___ Raw data

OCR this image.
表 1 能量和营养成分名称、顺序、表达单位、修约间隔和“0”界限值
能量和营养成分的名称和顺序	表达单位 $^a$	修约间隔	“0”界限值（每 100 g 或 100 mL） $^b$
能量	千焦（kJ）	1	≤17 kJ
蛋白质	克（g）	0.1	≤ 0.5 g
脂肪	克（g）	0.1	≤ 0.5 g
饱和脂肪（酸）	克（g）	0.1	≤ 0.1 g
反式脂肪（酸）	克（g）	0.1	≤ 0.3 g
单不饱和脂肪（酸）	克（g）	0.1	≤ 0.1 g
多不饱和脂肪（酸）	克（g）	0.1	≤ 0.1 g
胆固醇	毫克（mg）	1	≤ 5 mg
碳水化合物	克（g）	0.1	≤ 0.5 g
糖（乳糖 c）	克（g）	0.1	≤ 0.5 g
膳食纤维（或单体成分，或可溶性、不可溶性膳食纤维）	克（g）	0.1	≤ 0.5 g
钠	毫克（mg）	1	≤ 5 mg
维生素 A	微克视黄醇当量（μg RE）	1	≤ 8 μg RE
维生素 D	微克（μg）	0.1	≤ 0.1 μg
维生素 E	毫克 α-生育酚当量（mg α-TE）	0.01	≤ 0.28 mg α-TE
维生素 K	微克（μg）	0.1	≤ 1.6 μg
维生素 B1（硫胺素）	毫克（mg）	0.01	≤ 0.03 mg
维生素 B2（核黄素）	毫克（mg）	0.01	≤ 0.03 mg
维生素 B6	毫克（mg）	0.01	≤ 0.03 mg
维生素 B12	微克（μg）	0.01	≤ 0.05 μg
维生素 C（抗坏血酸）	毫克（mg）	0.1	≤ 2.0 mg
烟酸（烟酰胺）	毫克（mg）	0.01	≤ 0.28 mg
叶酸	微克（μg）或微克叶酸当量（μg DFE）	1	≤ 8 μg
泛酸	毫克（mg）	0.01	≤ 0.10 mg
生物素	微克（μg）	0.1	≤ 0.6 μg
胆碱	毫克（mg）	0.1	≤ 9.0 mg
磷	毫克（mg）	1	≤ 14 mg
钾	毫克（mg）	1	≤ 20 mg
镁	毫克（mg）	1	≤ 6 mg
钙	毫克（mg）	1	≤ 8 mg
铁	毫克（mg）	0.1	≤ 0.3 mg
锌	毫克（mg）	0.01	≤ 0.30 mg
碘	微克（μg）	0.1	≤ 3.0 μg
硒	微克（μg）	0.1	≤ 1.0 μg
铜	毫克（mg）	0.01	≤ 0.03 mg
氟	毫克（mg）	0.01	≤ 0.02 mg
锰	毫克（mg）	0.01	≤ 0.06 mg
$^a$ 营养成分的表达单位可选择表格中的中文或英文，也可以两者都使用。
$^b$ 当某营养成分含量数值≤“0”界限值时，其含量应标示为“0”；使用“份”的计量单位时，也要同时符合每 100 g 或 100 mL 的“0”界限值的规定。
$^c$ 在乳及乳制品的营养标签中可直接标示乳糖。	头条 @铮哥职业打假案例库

______

◆ **Task**
Output every entry shown above, exactly.

◆ **The completed task**
OCR this image.
表 1 能量和营养成分名称、顺序、表达单位、修约间隔和“0”界限值
能量和营养成分的名称和顺序	表达单位 $^a$	修约间隔	“0”界限值（每 100 g 或 100 mL） $^b$
能量	千焦（kJ）	1	≤17 kJ
蛋白质	克（g）	0.1	≤ 0.5 g
脂肪	克（g）	0.1	≤ 0.5 g
饱和脂肪（酸）	克（g）	0.1	≤ 0.1 g
反式脂肪（酸）	克（g）	0.1	≤ 0.3 g
单不饱和脂肪（酸）	克（g）	0.1	≤ 0.1 g
多不饱和脂肪（酸）	克（g）	0.1	≤ 0.1 g
胆固醇	毫克（mg）	1	≤ 5 mg
碳水化合物	克（g）	0.1	≤ 0.5 g
糖（乳糖 c）	克（g）	0.1	≤ 0.5 g
膳食纤维（或单体成分，或可溶性、不可溶性膳食纤维）	克（g）	0.1	≤ 0.5 g
钠	毫克（mg）	1	≤ 5 mg
维生素 A	微克视黄醇当量（μg RE）	1	≤ 8 μg RE
维生素 D	微克（μg）	0.1	≤ 0.1 μg
维生素 E	毫克 α-生育酚当量（mg α-TE）	0.01	≤ 0.28 mg α-TE
维生素 K	微克（μg）	0.1	≤ 1.6 μg
维生素 B1（硫胺素）	毫克（mg）	0.01	≤ 0.03 mg
维生素 B2（核黄素）	毫克（mg）	0.01	≤ 0.03 mg
维生素 B6	毫克（mg）	0.01	≤ 0.03 mg
维生素 B12	微克（μg）	0.01	≤ 0.05 μg
维生素 C（抗坏血酸）	毫克（mg）	0.1	≤ 2.0 mg
烟酸（烟酰胺）	毫克（mg）	0.01	≤ 0.28 mg
叶酸	微克（μg）或微克叶酸当量（μg DFE）	1	≤ 8 μg
泛酸	毫克（mg）	0.01	≤ 0.10 mg
生物素	微克（μg）	0.1	≤ 0.6 μg
胆碱	毫克（mg）	0.1	≤ 9.0 mg
磷	毫克（mg）	1	≤ 14 mg
钾	毫克（mg）	1	≤ 20 mg
镁	毫克（mg）	1	≤ 6 mg
钙	毫克（mg）	1	≤ 8 mg
铁	毫克（mg）	0.1	≤ 0.3 mg
锌	毫克（mg）	0.01	≤ 0.30 mg
碘	微克（μg）	0.1	≤ 3.0 μg
硒	微克（μg）	0.1	≤ 1.0 μg
铜	毫克（mg）	0.01	≤ 0.03 mg
氟	毫克（mg）	0.01	≤ 0.02 mg
锰	毫克（mg）	0.01	≤ 0.06 mg
$^a$ 营养成分的表达单位可选择表格中的中文或英文，也可以两者都使用。
$^b$ 当某营养成分含量数值≤“0”界限值时，其含量应标示为“0”；使用“份”的计量单位时，也要同时符合每 100 g 或 100 mL 的“0”界限值的规定。
$^c$ 在乳及乳制品的营养标签中可直接标示乳糖。	头条 @铮哥职业打假案例库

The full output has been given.